## Task description
Images embedded in the records are excluded; print everything else exactly as given.

## Records provided

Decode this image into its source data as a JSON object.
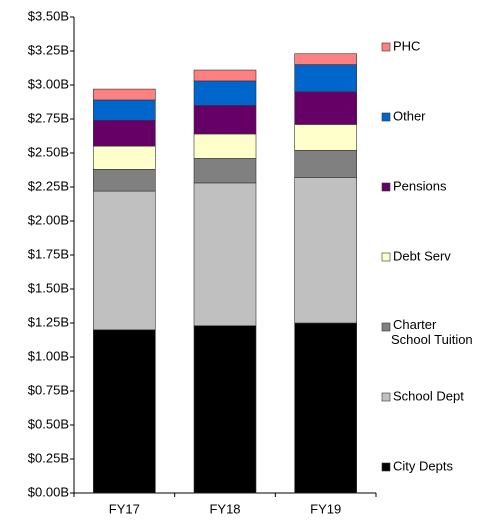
{
  "chart_data": {
    "type": "stacked_bar",
    "categories": [
      "FY17",
      "FY18",
      "FY19"
    ],
    "series": [
      {
        "name": "City Depts",
        "color": "#000000",
        "values": [
          1.2,
          1.23,
          1.25
        ]
      },
      {
        "name": "School Dept",
        "color": "#c0c0c0",
        "values": [
          1.02,
          1.05,
          1.07
        ]
      },
      {
        "name": "Charter School Tuition",
        "color": "#808080",
        "values": [
          0.16,
          0.18,
          0.2
        ]
      },
      {
        "name": "Debt Serv",
        "color": "#ffffcc",
        "values": [
          0.17,
          0.18,
          0.19
        ]
      },
      {
        "name": "Pensions",
        "color": "#660066",
        "values": [
          0.19,
          0.21,
          0.24
        ]
      },
      {
        "name": "Other",
        "color": "#0066cc",
        "values": [
          0.15,
          0.18,
          0.2
        ]
      },
      {
        "name": "PHC",
        "color": "#ff8080",
        "values": [
          0.08,
          0.08,
          0.08
        ]
      }
    ],
    "ylim": [
      0,
      3.5
    ],
    "yticks": [
      {
        "value": 0,
        "label": "$0.00B"
      },
      {
        "value": 0.25,
        "label": "$0.25B"
      },
      {
        "value": 0.5,
        "label": "$0.50B"
      },
      {
        "value": 0.75,
        "label": "$0.75B"
      },
      {
        "value": 1.0,
        "label": "$1.00B"
      },
      {
        "value": 1.25,
        "label": "$1.25B"
      },
      {
        "value": 1.5,
        "label": "$1.50B"
      },
      {
        "value": 1.75,
        "label": "$1.75B"
      },
      {
        "value": 2.0,
        "label": "$2.00B"
      },
      {
        "value": 2.25,
        "label": "$2.25B"
      },
      {
        "value": 2.5,
        "label": "$2.50B"
      },
      {
        "value": 2.75,
        "label": "$2.75B"
      },
      {
        "value": 3.0,
        "label": "$3.00B"
      },
      {
        "value": 3.25,
        "label": "$3.25B"
      },
      {
        "value": 3.5,
        "label": "$3.50B"
      }
    ],
    "legend": "right"
  }
}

## Worked solution
Decode this image into its source data as a JSON object.
{
  "chart_data": {
    "type": "stacked_bar",
    "categories": [
      "FY17",
      "FY18",
      "FY19"
    ],
    "series": [
      {
        "name": "City Depts",
        "color": "#000000",
        "values": [
          1.2,
          1.23,
          1.25
        ]
      },
      {
        "name": "School Dept",
        "color": "#c0c0c0",
        "values": [
          1.02,
          1.05,
          1.07
        ]
      },
      {
        "name": "Charter School Tuition",
        "color": "#808080",
        "values": [
          0.16,
          0.18,
          0.2
        ]
      },
      {
        "name": "Debt Serv",
        "color": "#ffffcc",
        "values": [
          0.17,
          0.18,
          0.19
        ]
      },
      {
        "name": "Pensions",
        "color": "#660066",
        "values": [
          0.19,
          0.21,
          0.24
        ]
      },
      {
        "name": "Other",
        "color": "#0066cc",
        "values": [
          0.15,
          0.18,
          0.2
        ]
      },
      {
        "name": "PHC",
        "color": "#ff8080",
        "values": [
          0.08,
          0.08,
          0.08
        ]
      }
    ],
    "ylim": [
      0,
      3.5
    ],
    "yticks": [
      {
        "value": 0,
        "label": "$0.00B"
      },
      {
        "value": 0.25,
        "label": "$0.25B"
      },
      {
        "value": 0.5,
        "label": "$0.50B"
      },
      {
        "value": 0.75,
        "label": "$0.75B"
      },
      {
        "value": 1.0,
        "label": "$1.00B"
      },
      {
        "value": 1.25,
        "label": "$1.25B"
      },
      {
        "value": 1.5,
        "label": "$1.50B"
      },
      {
        "value": 1.75,
        "label": "$1.75B"
      },
      {
        "value": 2.0,
        "label": "$2.00B"
      },
      {
        "value": 2.25,
        "label": "$2.25B"
      },
      {
        "value": 2.5,
        "label": "$2.50B"
      },
      {
        "value": 2.75,
        "label": "$2.75B"
      },
      {
        "value": 3.0,
        "label": "$3.00B"
      },
      {
        "value": 3.25,
        "label": "$3.25B"
      },
      {
        "value": 3.5,
        "label": "$3.50B"
      }
    ],
    "legend": "right"
  }
}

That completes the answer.